**EXERCISE REQUIREMENTS**
Omit all pictures, then retype the data exactly as given.

**DATA SUPPLIED**
------------

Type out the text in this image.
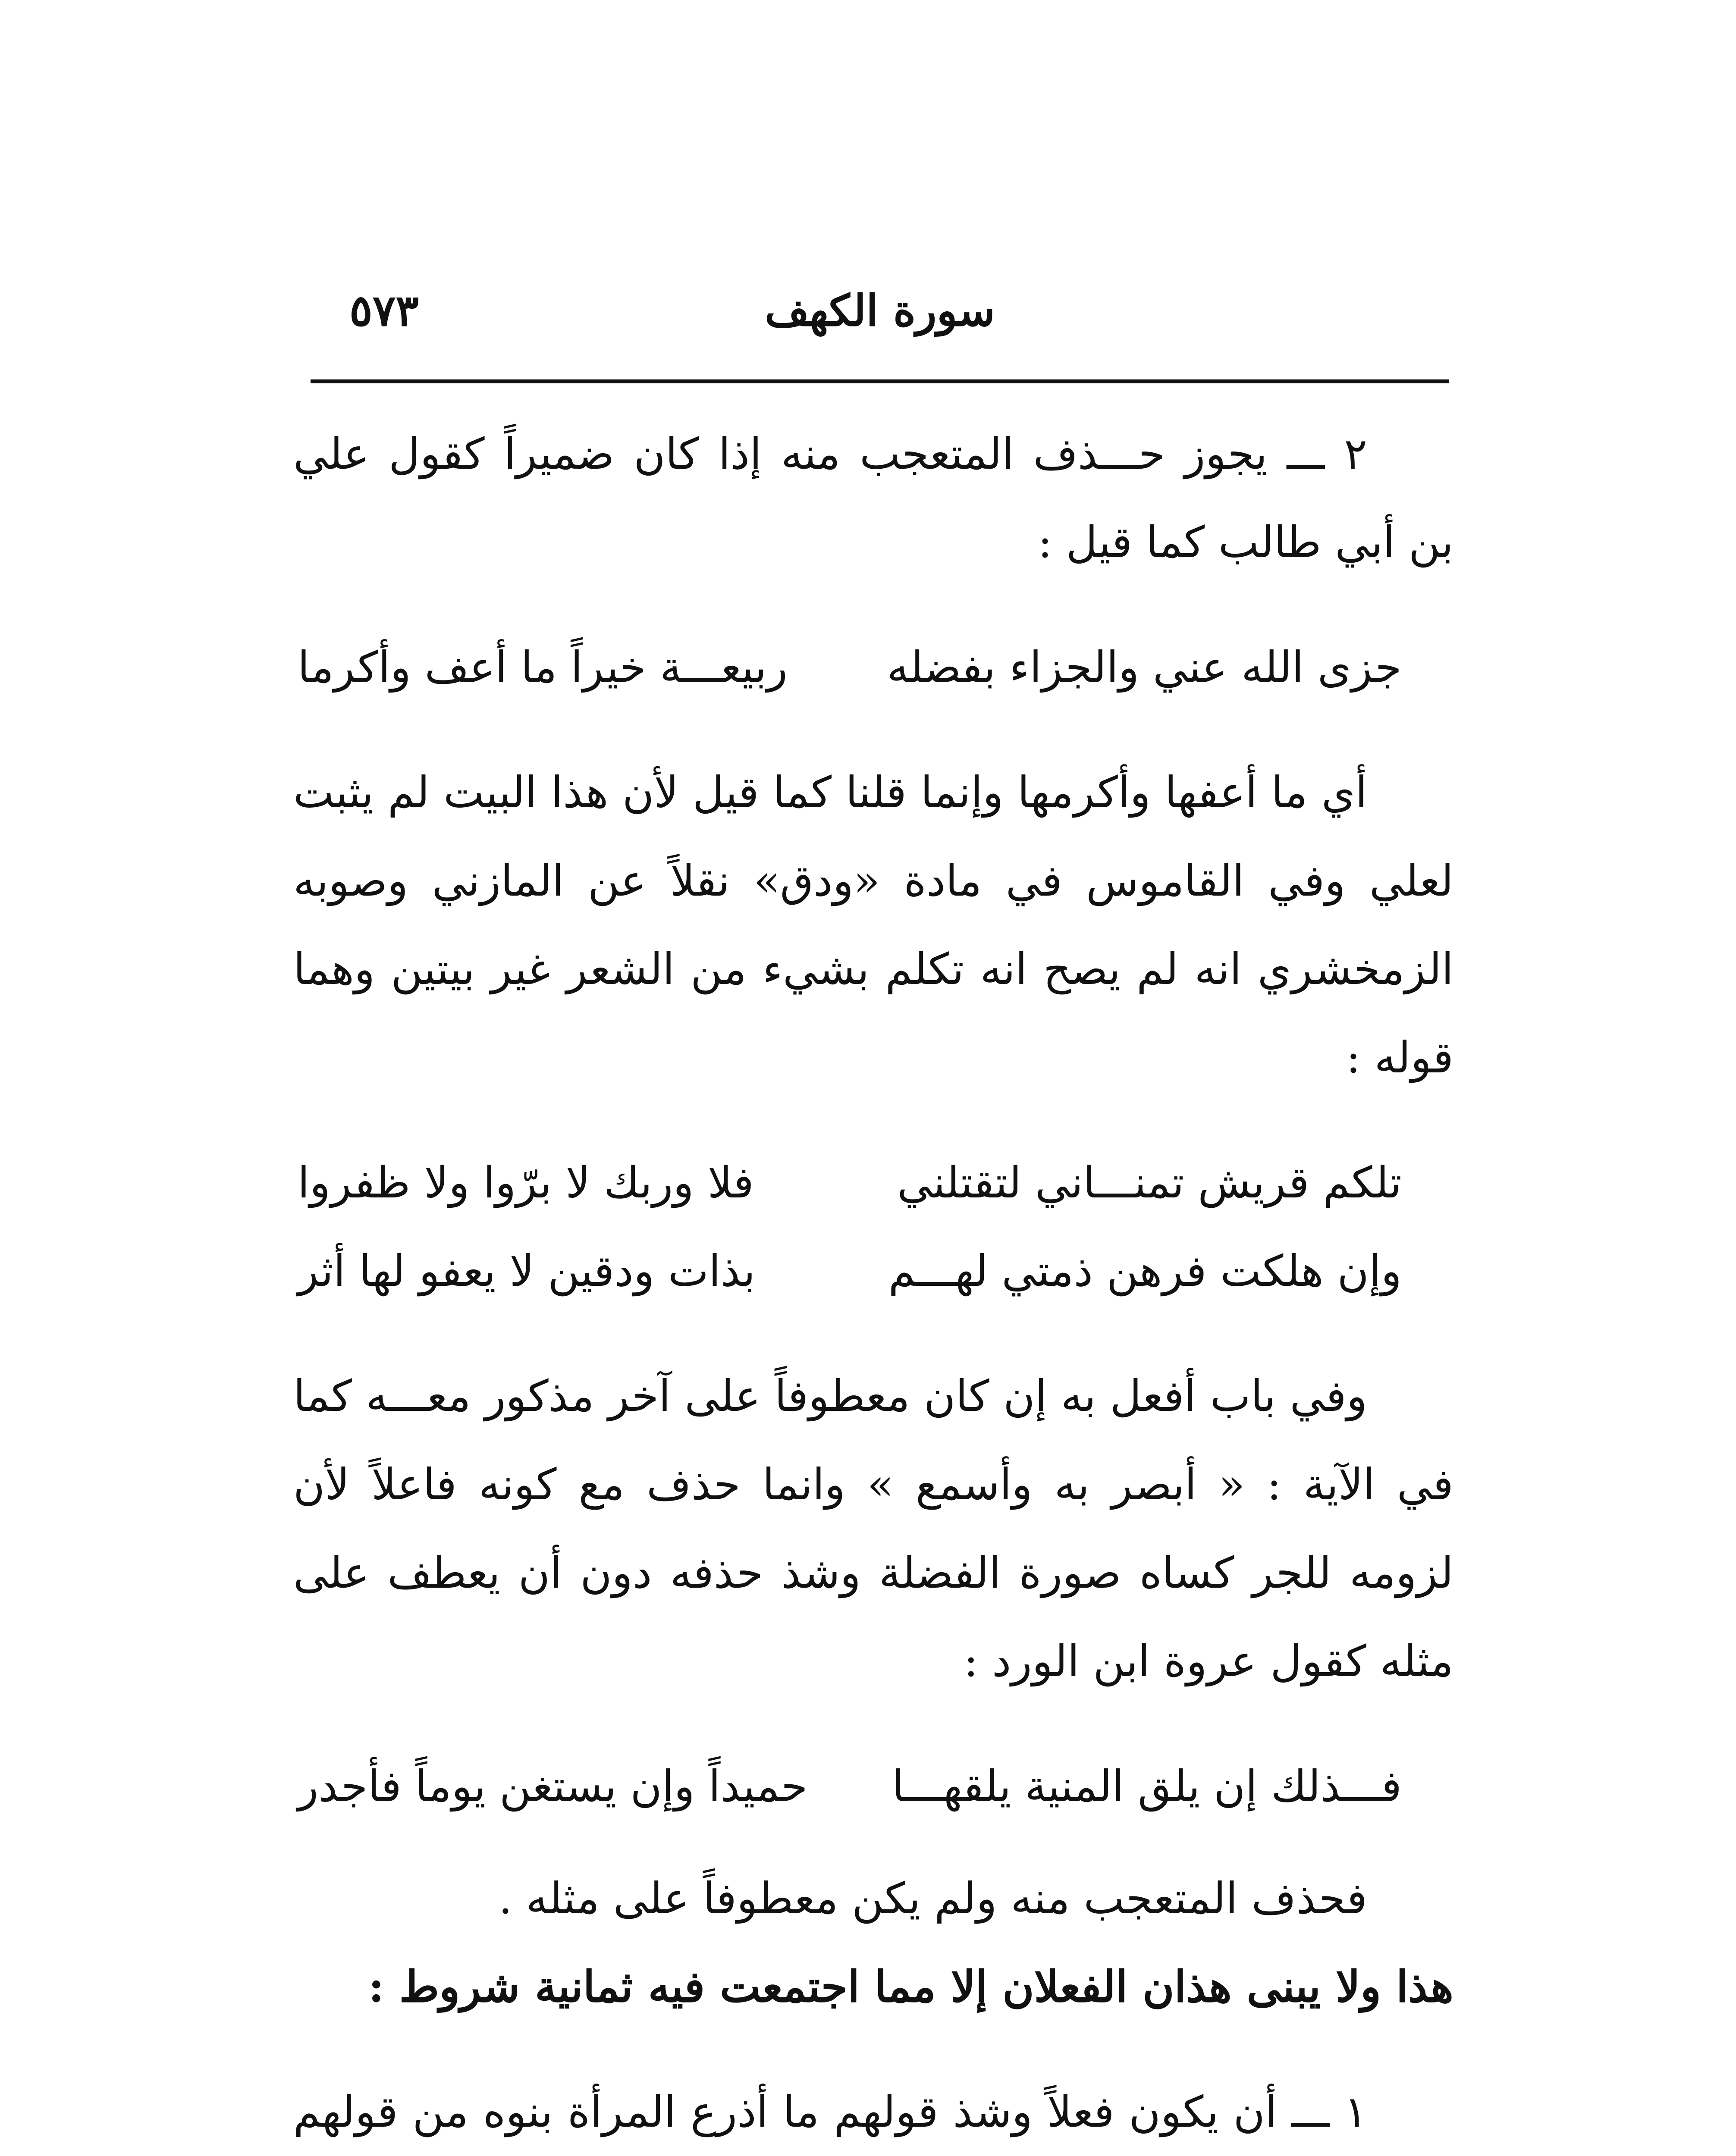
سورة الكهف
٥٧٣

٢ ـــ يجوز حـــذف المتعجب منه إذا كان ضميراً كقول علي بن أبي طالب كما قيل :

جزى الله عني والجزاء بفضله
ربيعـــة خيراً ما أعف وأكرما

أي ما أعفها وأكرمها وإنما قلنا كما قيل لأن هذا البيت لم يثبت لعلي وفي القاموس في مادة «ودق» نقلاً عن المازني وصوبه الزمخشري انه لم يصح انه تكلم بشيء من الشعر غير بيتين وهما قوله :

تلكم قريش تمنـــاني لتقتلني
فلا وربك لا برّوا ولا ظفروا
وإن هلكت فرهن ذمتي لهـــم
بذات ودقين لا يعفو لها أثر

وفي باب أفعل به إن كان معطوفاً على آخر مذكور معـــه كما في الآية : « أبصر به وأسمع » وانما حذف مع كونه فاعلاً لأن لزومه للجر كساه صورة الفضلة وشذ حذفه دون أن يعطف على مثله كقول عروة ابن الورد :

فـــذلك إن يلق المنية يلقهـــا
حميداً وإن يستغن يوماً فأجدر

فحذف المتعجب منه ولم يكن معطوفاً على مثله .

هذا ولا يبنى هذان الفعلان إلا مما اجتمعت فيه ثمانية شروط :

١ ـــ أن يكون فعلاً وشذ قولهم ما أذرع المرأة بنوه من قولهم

------------

**RESPONSE TO THIS EXERCISE**
Type out the text in this image.
سورة الكهف
٥٧٣

٢ ـــ يجوز حـــذف المتعجب منه إذا كان ضميراً كقول علي بن أبي طالب كما قيل :

جزى الله عني والجزاء بفضله
ربيعـــة خيراً ما أعف وأكرما

أي ما أعفها وأكرمها وإنما قلنا كما قيل لأن هذا البيت لم يثبت لعلي وفي القاموس في مادة «ودق» نقلاً عن المازني وصوبه الزمخشري انه لم يصح انه تكلم بشيء من الشعر غير بيتين وهما قوله :

تلكم قريش تمنـــاني لتقتلني
فلا وربك لا برّوا ولا ظفروا
وإن هلكت فرهن ذمتي لهـــم
بذات ودقين لا يعفو لها أثر

وفي باب أفعل به إن كان معطوفاً على آخر مذكور معـــه كما في الآية : « أبصر به وأسمع » وانما حذف مع كونه فاعلاً لأن لزومه للجر كساه صورة الفضلة وشذ حذفه دون أن يعطف على مثله كقول عروة ابن الورد :

فـــذلك إن يلق المنية يلقهـــا
حميداً وإن يستغن يوماً فأجدر

فحذف المتعجب منه ولم يكن معطوفاً على مثله .

هذا ولا يبنى هذان الفعلان إلا مما اجتمعت فيه ثمانية شروط :

١ ـــ أن يكون فعلاً وشذ قولهم ما أذرع المرأة بنوه من قولهم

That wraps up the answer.